## Start RECORDS FOR THE EXERCISE

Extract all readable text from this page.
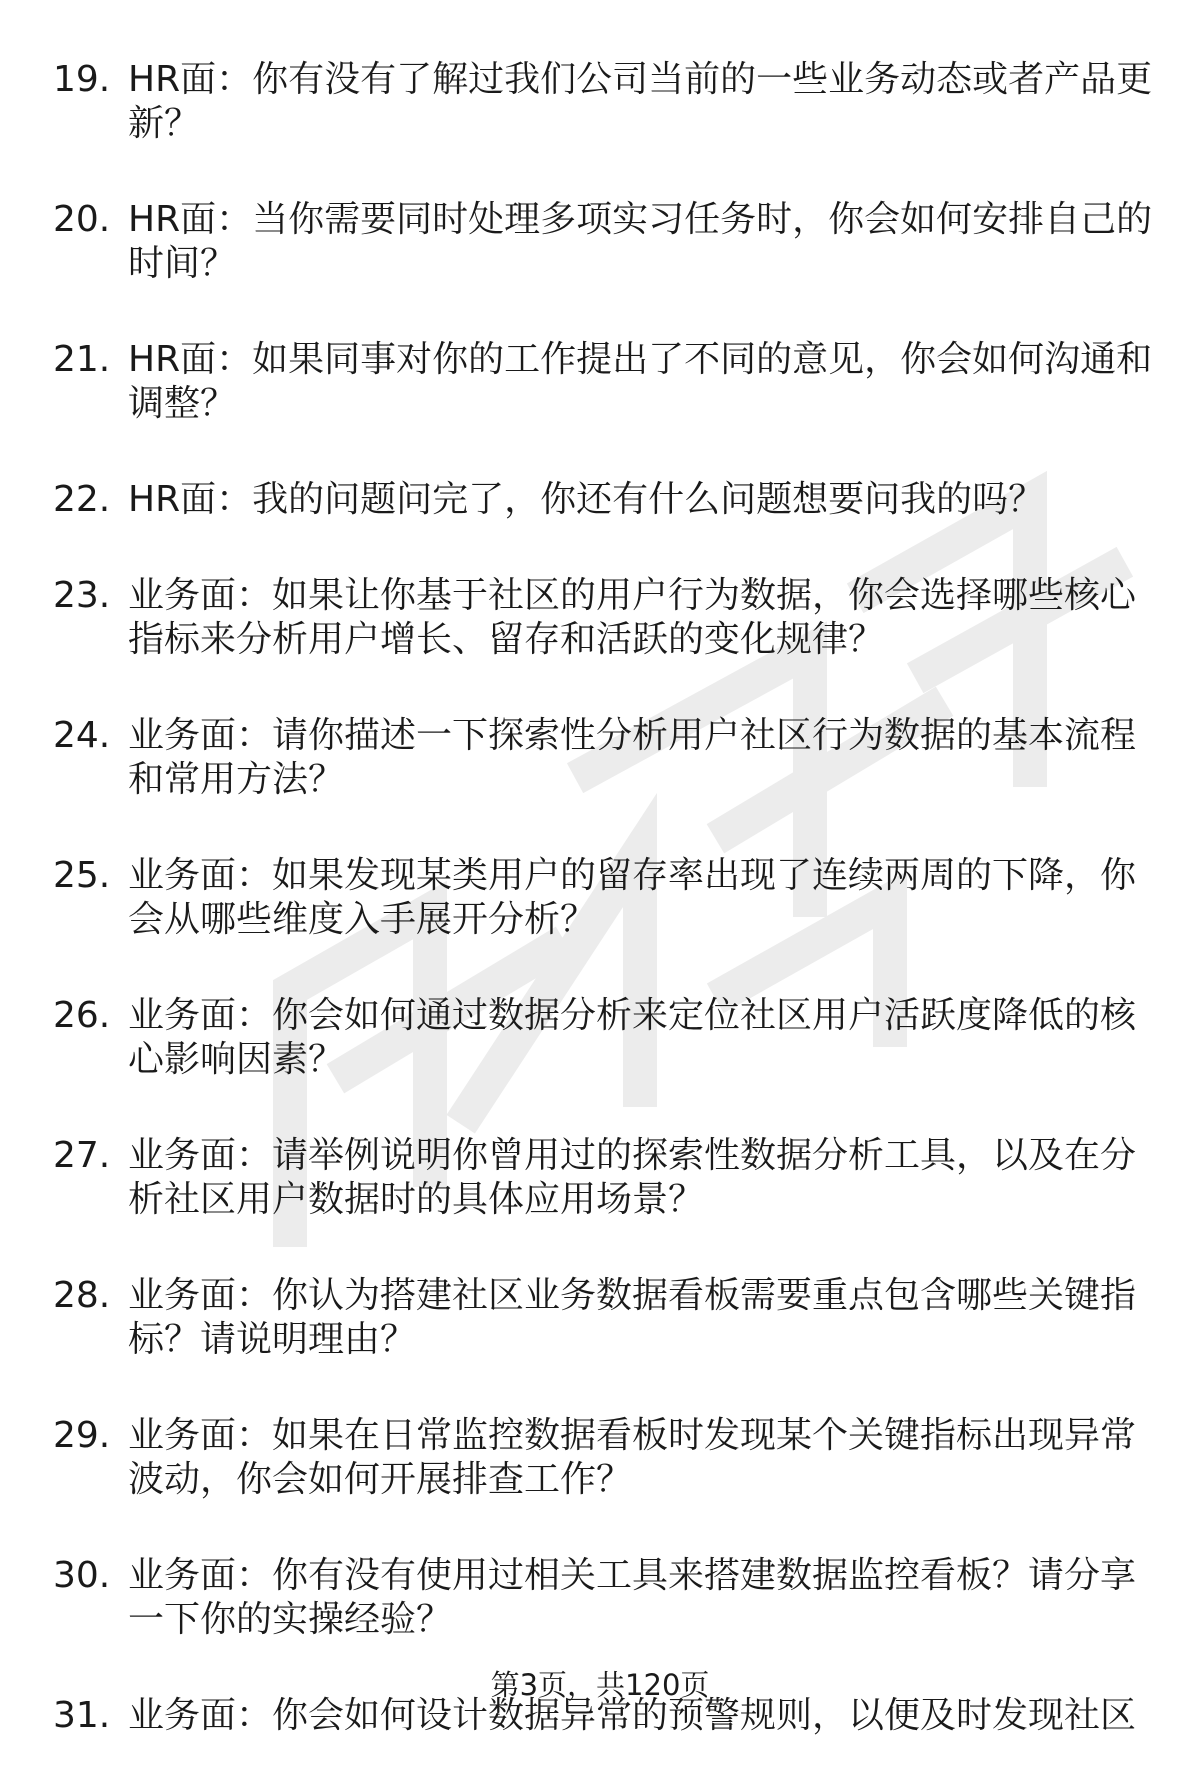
19. HR面：你有没有了解过我们公司当前的一些业务动态或者产品更新？
20. HR面：当你需要同时处理多项实习任务时，你会如何安排自己的时间？
21. HR面：如果同事对你的工作提出了不同的意见，你会如何沟通和调整？
22. HR面：我的问题问完了，你还有什么问题想要问我的吗？
23. 业务面：如果让你基于社区的用户行为数据，你会选择哪些核心指标来分析用户增长、留存和活跃的变化规律？
24. 业务面：请你描述一下探索性分析用户社区行为数据的基本流程和常用方法？
25. 业务面：如果发现某类用户的留存率出现了连续两周的下降，你会从哪些维度入手展开分析？
26. 业务面：你会如何通过数据分析来定位社区用户活跃度降低的核心影响因素？
27. 业务面：请举例说明你曾用过的探索性数据分析工具，以及在分析社区用户数据时的具体应用场景？
28. 业务面：你认为搭建社区业务数据看板需要重点包含哪些关键指标？请说明理由？
29. 业务面：如果在日常监控数据看板时发现某个关键指标出现异常波动，你会如何开展排查工作？
30. 业务面：你有没有使用过相关工具来搭建数据监控看板？请分享一下你的实操经验？
31. 业务面：你会如何设计数据异常的预警规则，以便及时发现社区
第3页，共120页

## End RECORDS FOR THE EXERCISE

EXERCISE DETAILS: Without including the pictures, reproduce all entries exactly.

ANSWER FOR THIS EXERCISE:
Extract all readable text from this page.
19. HR面：你有没有了解过我们公司当前的一些业务动态或者产品更新？
20. HR面：当你需要同时处理多项实习任务时，你会如何安排自己的时间？
21. HR面：如果同事对你的工作提出了不同的意见，你会如何沟通和调整？
22. HR面：我的问题问完了，你还有什么问题想要问我的吗？
23. 业务面：如果让你基于社区的用户行为数据，你会选择哪些核心指标来分析用户增长、留存和活跃的变化规律？
24. 业务面：请你描述一下探索性分析用户社区行为数据的基本流程和常用方法？
25. 业务面：如果发现某类用户的留存率出现了连续两周的下降，你会从哪些维度入手展开分析？
26. 业务面：你会如何通过数据分析来定位社区用户活跃度降低的核心影响因素？
27. 业务面：请举例说明你曾用过的探索性数据分析工具，以及在分析社区用户数据时的具体应用场景？
28. 业务面：你认为搭建社区业务数据看板需要重点包含哪些关键指标？请说明理由？
29. 业务面：如果在日常监控数据看板时发现某个关键指标出现异常波动，你会如何开展排查工作？
30. 业务面：你有没有使用过相关工具来搭建数据监控看板？请分享一下你的实操经验？
31. 业务面：你会如何设计数据异常的预警规则，以便及时发现社区
第3页，共120页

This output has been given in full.